Pick out each line with the word "monthly" from the material that follows.

A run of records
──────────────────────────────

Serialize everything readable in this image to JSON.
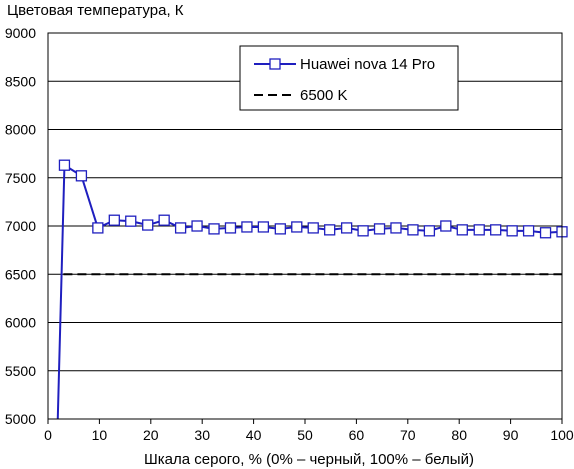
{
  "chart_data": {
    "type": "line",
    "ylabel": "Цветовая температура, К",
    "xlabel": "Шкала серого, % (0% – черный, 100% – белый)",
    "xlim": [
      0,
      100
    ],
    "ylim": [
      5000,
      9000
    ],
    "xticks": [
      0,
      10,
      20,
      30,
      40,
      50,
      60,
      70,
      80,
      90,
      100
    ],
    "yticks": [
      5000,
      5500,
      6000,
      6500,
      7000,
      7500,
      8000,
      8500,
      9000
    ],
    "grid": "horizontal",
    "legend_position": "top-right",
    "series": [
      {
        "name": "Huawei nova 14 Pro",
        "color": "#1f1fbf",
        "marker": "square",
        "style": "solid",
        "x": [
          1.9,
          3.2,
          6.5,
          9.7,
          12.9,
          16.1,
          19.4,
          22.6,
          25.8,
          29.0,
          32.3,
          35.5,
          38.7,
          41.9,
          45.2,
          48.4,
          51.6,
          54.8,
          58.1,
          61.3,
          64.5,
          67.7,
          71.0,
          74.2,
          77.4,
          80.6,
          83.9,
          87.1,
          90.3,
          93.5,
          96.8,
          100
        ],
        "y": [
          5000,
          7630,
          7520,
          6980,
          7060,
          7050,
          7010,
          7060,
          6980,
          7000,
          6970,
          6980,
          6990,
          6990,
          6970,
          6990,
          6980,
          6960,
          6980,
          6950,
          6970,
          6980,
          6960,
          6950,
          7000,
          6960,
          6960,
          6960,
          6950,
          6950,
          6930,
          6940
        ]
      },
      {
        "name": "6500 K",
        "color": "#000000",
        "style": "dashed",
        "x": [
          3,
          100
        ],
        "y": [
          6500,
          6500
        ]
      }
    ]
  }
}
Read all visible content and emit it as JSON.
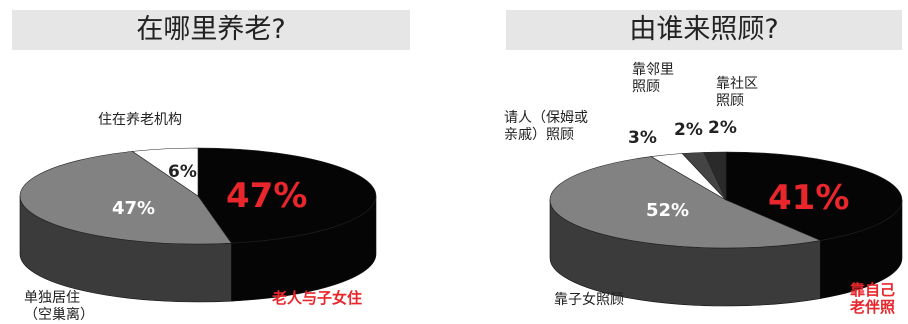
{
  "chart_data": [
    {
      "type": "pie",
      "title": "在哪里养老?",
      "slices": [
        {
          "label": "老人与子女住",
          "value": 47,
          "display": "47%",
          "color": "#050505"
        },
        {
          "label": "单独居住（空巢离）",
          "value": 47,
          "display": "47%",
          "color": "#828282"
        },
        {
          "label": "住在养老机构",
          "value": 6,
          "display": "6%",
          "color": "#ffffff"
        }
      ]
    },
    {
      "type": "pie",
      "title": "由谁来照顾?",
      "slices": [
        {
          "label": "靠自己老伴照",
          "value": 41,
          "display": "41%",
          "color": "#050505"
        },
        {
          "label": "靠子女照顾",
          "value": 52,
          "display": "52%",
          "color": "#828282"
        },
        {
          "label": "请人（保姆或亲戚）照顾",
          "value": 3,
          "display": "3%",
          "color": "#ffffff"
        },
        {
          "label": "靠邻里照顾",
          "value": 2,
          "display": "2%",
          "color": "#444444"
        },
        {
          "label": "靠社区照顾",
          "value": 2,
          "display": "2%",
          "color": "#2a2a2a"
        }
      ]
    }
  ],
  "labels_left": {
    "institution": "住在养老机构",
    "alone_1": "单独居住",
    "alone_2": "（空巢离）",
    "with_children": "老人与子女住"
  },
  "labels_right": {
    "neighbor_1": "靠邻里",
    "neighbor_2": "照顾",
    "community_1": "靠社区",
    "community_2": "照顾",
    "hired_1": "请人（保姆或",
    "hired_2": "亲戚）照顾",
    "children": "靠子女照顾",
    "self_1": "靠自己",
    "self_2": "老伴照"
  }
}
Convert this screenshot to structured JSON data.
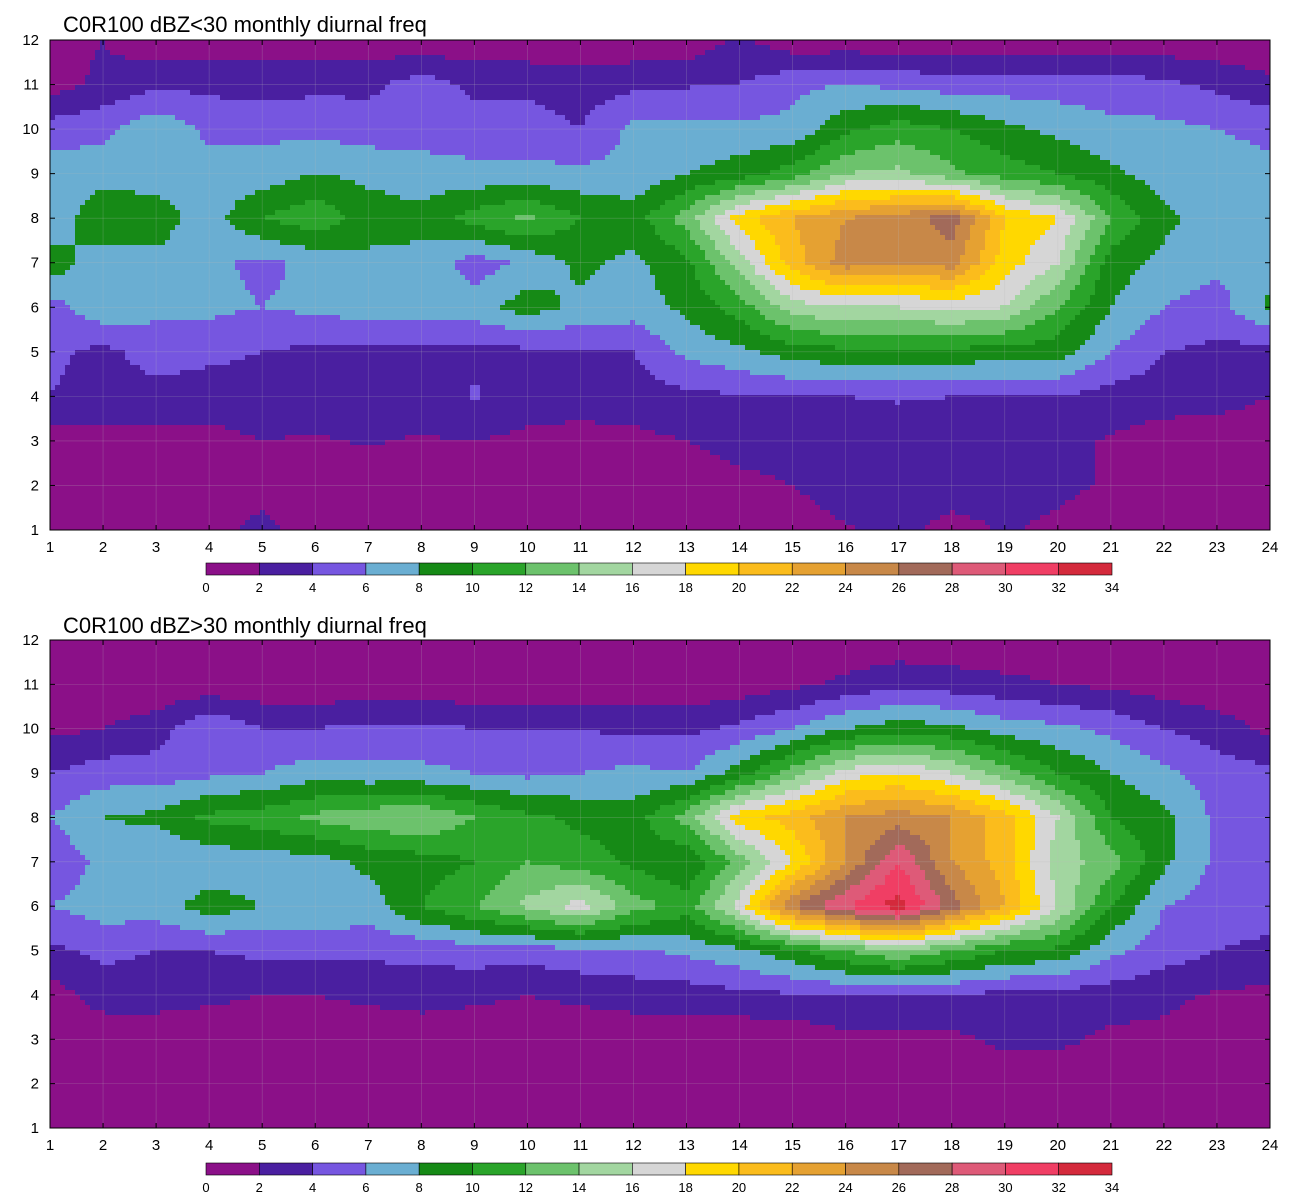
{
  "chart_data": [
    {
      "type": "heatmap",
      "title": "C0R100 dBZ<30 monthly diurnal freq",
      "xlabel": "",
      "ylabel": "",
      "x_ticks": [
        1,
        2,
        3,
        4,
        5,
        6,
        7,
        8,
        9,
        10,
        11,
        12,
        13,
        14,
        15,
        16,
        17,
        18,
        19,
        20,
        21,
        22,
        23,
        24
      ],
      "y_ticks": [
        1,
        2,
        3,
        4,
        5,
        6,
        7,
        8,
        9,
        10,
        11,
        12
      ],
      "xlim": [
        1,
        24
      ],
      "ylim": [
        1,
        12
      ],
      "grid": true,
      "contour_levels": [
        0,
        2,
        4,
        6,
        8,
        10,
        12,
        14,
        16,
        18,
        20,
        22,
        24,
        26,
        28,
        30,
        32,
        34
      ],
      "colorbar_colors": [
        "#8b1088",
        "#4a1fa0",
        "#7656e0",
        "#6aaed2",
        "#168a16",
        "#2aa42a",
        "#6cc26c",
        "#a2d6a0",
        "#d6d6d6",
        "#ffd800",
        "#fbbc1c",
        "#e5a132",
        "#c88848",
        "#a26a5a",
        "#de5a78",
        "#f03e64",
        "#d42a3c"
      ],
      "legend": "bottom colorbar",
      "values": [
        [
          0.5,
          0.5,
          0.5,
          0.8,
          3.0,
          0.5,
          0.5,
          0.5,
          1.8,
          2.0,
          1.0,
          0.5,
          0.5,
          0.5,
          1.0,
          1.8,
          2.6,
          1.2,
          2.2,
          1.5,
          0.5,
          0.5,
          0.5,
          0.5
        ],
        [
          0.5,
          0.5,
          0.5,
          0.5,
          0.5,
          0.5,
          0.5,
          0.5,
          0.5,
          0.5,
          0.5,
          0.5,
          0.8,
          1.5,
          2.0,
          3.0,
          3.0,
          3.2,
          3.0,
          2.5,
          1.8,
          0.5,
          0.5,
          0.5
        ],
        [
          1.0,
          1.4,
          1.2,
          1.4,
          2.0,
          1.8,
          2.2,
          1.8,
          2.0,
          1.5,
          1.2,
          1.5,
          2.0,
          2.8,
          2.8,
          3.0,
          2.8,
          3.0,
          2.6,
          2.5,
          1.8,
          1.0,
          0.5,
          0.5
        ],
        [
          4.0,
          3.0,
          3.2,
          3.0,
          3.0,
          3.0,
          3.0,
          3.0,
          4.2,
          3.0,
          3.0,
          3.0,
          3.5,
          3.8,
          4.0,
          4.0,
          4.2,
          4.0,
          4.0,
          4.0,
          3.2,
          3.0,
          3.0,
          2.0
        ],
        [
          4.5,
          3.4,
          5.0,
          4.5,
          4.0,
          3.5,
          3.5,
          3.5,
          3.5,
          3.5,
          3.8,
          4.0,
          6.5,
          7.5,
          9.0,
          9.5,
          9.5,
          9.5,
          9.0,
          9.0,
          6.0,
          4.0,
          3.6,
          3.0
        ],
        [
          5.0,
          7.5,
          6.5,
          6.5,
          6.0,
          6.5,
          7.0,
          7.0,
          7.0,
          9.0,
          7.5,
          7.0,
          8.5,
          11.0,
          15.0,
          16.0,
          16.0,
          16.5,
          16.0,
          12.0,
          8.0,
          6.0,
          5.0,
          8.5
        ],
        [
          9.5,
          6.5,
          7.5,
          6.5,
          5.5,
          6.5,
          7.5,
          7.5,
          5.0,
          6.5,
          8.5,
          7.5,
          9.5,
          15.0,
          21.0,
          25.0,
          24.0,
          25.0,
          19.0,
          16.0,
          9.0,
          7.5,
          6.5,
          7.0
        ],
        [
          6.0,
          10.0,
          9.0,
          7.0,
          10.0,
          11.5,
          9.0,
          8.5,
          11.0,
          12.5,
          10.0,
          9.0,
          13.0,
          19.0,
          22.0,
          24.0,
          25.0,
          27.0,
          20.0,
          18.0,
          12.0,
          8.5,
          7.0,
          6.5
        ],
        [
          7.0,
          7.0,
          7.0,
          7.0,
          6.8,
          8.0,
          7.5,
          7.0,
          6.5,
          6.5,
          6.5,
          6.5,
          8.0,
          9.0,
          11.0,
          14.0,
          14.5,
          12.5,
          11.0,
          10.0,
          8.5,
          7.0,
          7.0,
          6.5
        ],
        [
          5.0,
          5.5,
          7.5,
          5.5,
          5.5,
          5.5,
          5.0,
          5.0,
          5.0,
          5.0,
          4.0,
          6.5,
          6.5,
          6.5,
          6.5,
          9.5,
          11.0,
          10.0,
          8.5,
          7.5,
          6.5,
          6.5,
          6.0,
          5.5
        ],
        [
          1.0,
          2.5,
          3.5,
          3.5,
          3.0,
          3.5,
          3.5,
          5.0,
          3.5,
          3.5,
          3.0,
          3.5,
          3.8,
          4.0,
          5.5,
          6.0,
          5.5,
          5.0,
          5.0,
          5.0,
          5.0,
          4.5,
          3.5,
          2.5
        ],
        [
          1.0,
          2.0,
          0.5,
          0.5,
          1.0,
          1.0,
          0.5,
          0.5,
          0.5,
          0.5,
          0.5,
          0.5,
          0.5,
          2.5,
          0.5,
          0.5,
          0.5,
          0.5,
          0.5,
          0.5,
          0.5,
          0.5,
          0.5,
          0.5
        ]
      ]
    },
    {
      "type": "heatmap",
      "title": "C0R100 dBZ>30 monthly diurnal freq",
      "xlabel": "",
      "ylabel": "",
      "x_ticks": [
        1,
        2,
        3,
        4,
        5,
        6,
        7,
        8,
        9,
        10,
        11,
        12,
        13,
        14,
        15,
        16,
        17,
        18,
        19,
        20,
        21,
        22,
        23,
        24
      ],
      "y_ticks": [
        1,
        2,
        3,
        4,
        5,
        6,
        7,
        8,
        9,
        10,
        11,
        12
      ],
      "xlim": [
        1,
        24
      ],
      "ylim": [
        1,
        12
      ],
      "grid": true,
      "contour_levels": [
        0,
        2,
        4,
        6,
        8,
        10,
        12,
        14,
        16,
        18,
        20,
        22,
        24,
        26,
        28,
        30,
        32,
        34
      ],
      "colorbar_colors": [
        "#8b1088",
        "#4a1fa0",
        "#7656e0",
        "#6aaed2",
        "#168a16",
        "#2aa42a",
        "#6cc26c",
        "#a2d6a0",
        "#d6d6d6",
        "#ffd800",
        "#fbbc1c",
        "#e5a132",
        "#c88848",
        "#a26a5a",
        "#de5a78",
        "#f03e64",
        "#d42a3c"
      ],
      "legend": "bottom colorbar",
      "values": [
        [
          0.5,
          0.5,
          0.5,
          0.5,
          0.5,
          0.5,
          0.5,
          0.5,
          0.5,
          0.5,
          0.5,
          0.5,
          0.5,
          0.5,
          0.5,
          0.5,
          0.5,
          0.5,
          0.5,
          0.5,
          0.5,
          0.5,
          0.5,
          0.5
        ],
        [
          0.5,
          0.5,
          0.5,
          0.5,
          0.5,
          0.5,
          0.5,
          0.5,
          0.5,
          0.5,
          0.5,
          0.5,
          0.5,
          0.5,
          0.5,
          0.5,
          0.5,
          0.5,
          0.5,
          0.5,
          0.5,
          0.5,
          0.5,
          0.5
        ],
        [
          0.5,
          0.5,
          0.5,
          0.5,
          0.5,
          0.5,
          0.5,
          0.5,
          0.5,
          0.5,
          0.5,
          0.5,
          0.5,
          0.5,
          0.5,
          1.5,
          1.5,
          1.5,
          2.5,
          2.5,
          1.5,
          1.5,
          0.5,
          0.5
        ],
        [
          1.0,
          3.0,
          3.0,
          2.5,
          2.0,
          2.0,
          2.5,
          3.0,
          2.5,
          2.0,
          2.5,
          3.0,
          3.0,
          3.5,
          3.8,
          4.0,
          4.0,
          3.8,
          3.5,
          3.2,
          3.0,
          2.5,
          1.8,
          1.5
        ],
        [
          3.5,
          4.5,
          4.0,
          4.0,
          4.5,
          4.5,
          4.5,
          4.5,
          5.0,
          5.0,
          5.5,
          5.5,
          6.5,
          7.5,
          9.5,
          12.0,
          14.0,
          12.0,
          10.0,
          9.5,
          6.5,
          5.0,
          4.0,
          3.5
        ],
        [
          6.0,
          7.0,
          7.0,
          9.0,
          8.0,
          8.0,
          7.0,
          10.0,
          12.0,
          14.5,
          17.0,
          13.0,
          11.0,
          17.0,
          26.0,
          30.0,
          33.0,
          27.0,
          22.0,
          16.0,
          10.0,
          6.0,
          5.0,
          5.0
        ],
        [
          4.5,
          6.5,
          6.0,
          6.5,
          7.0,
          7.0,
          8.5,
          9.0,
          10.0,
          12.0,
          11.0,
          9.5,
          8.0,
          13.0,
          18.0,
          24.0,
          30.0,
          24.0,
          21.0,
          15.0,
          13.0,
          8.5,
          5.5,
          4.5
        ],
        [
          6.0,
          8.0,
          8.5,
          10.5,
          11.0,
          12.5,
          13.5,
          14.0,
          12.0,
          10.5,
          9.5,
          9.0,
          13.0,
          19.0,
          21.0,
          24.0,
          25.0,
          24.0,
          21.0,
          16.0,
          10.0,
          8.5,
          5.5,
          4.5
        ],
        [
          4.0,
          5.0,
          5.0,
          5.5,
          6.0,
          7.0,
          6.5,
          6.5,
          6.0,
          5.5,
          6.0,
          6.5,
          6.0,
          9.0,
          13.0,
          17.0,
          18.0,
          16.0,
          13.0,
          10.0,
          8.0,
          6.5,
          5.0,
          4.5
        ],
        [
          1.5,
          2.0,
          3.0,
          6.0,
          4.0,
          4.0,
          4.5,
          4.5,
          4.0,
          4.0,
          4.0,
          3.5,
          3.5,
          4.5,
          6.0,
          8.0,
          9.0,
          8.5,
          7.0,
          6.5,
          5.5,
          4.0,
          3.0,
          1.5
        ],
        [
          0.5,
          0.5,
          0.5,
          0.5,
          0.5,
          0.5,
          0.5,
          0.5,
          0.5,
          0.5,
          0.5,
          0.5,
          0.5,
          0.8,
          1.5,
          2.5,
          3.5,
          3.0,
          2.5,
          2.0,
          1.5,
          1.0,
          0.5,
          0.5
        ],
        [
          0.5,
          0.5,
          0.5,
          0.5,
          0.5,
          0.5,
          0.5,
          0.5,
          0.5,
          0.5,
          0.5,
          0.5,
          0.5,
          0.5,
          0.5,
          0.5,
          0.5,
          0.5,
          0.5,
          0.5,
          0.5,
          0.5,
          0.5,
          0.5
        ]
      ]
    }
  ]
}
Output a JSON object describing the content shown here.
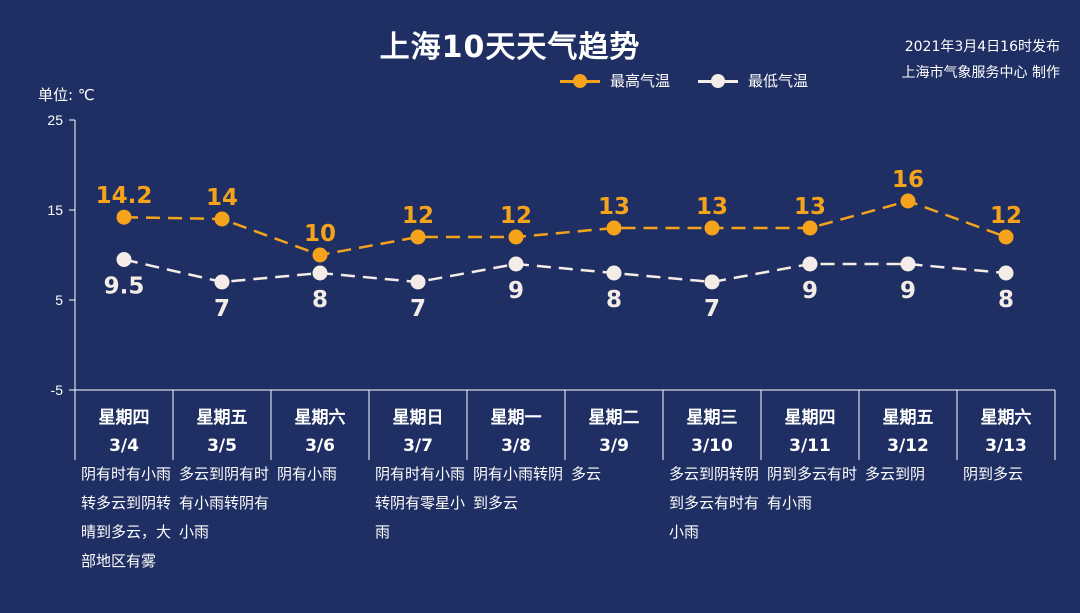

──────────────────────────────

Exercise answer:
      "title": "C0R100 dBZ<30 monthly diurnal freq",
      "title": "C0R100 dBZ>30 monthly diurnal freq",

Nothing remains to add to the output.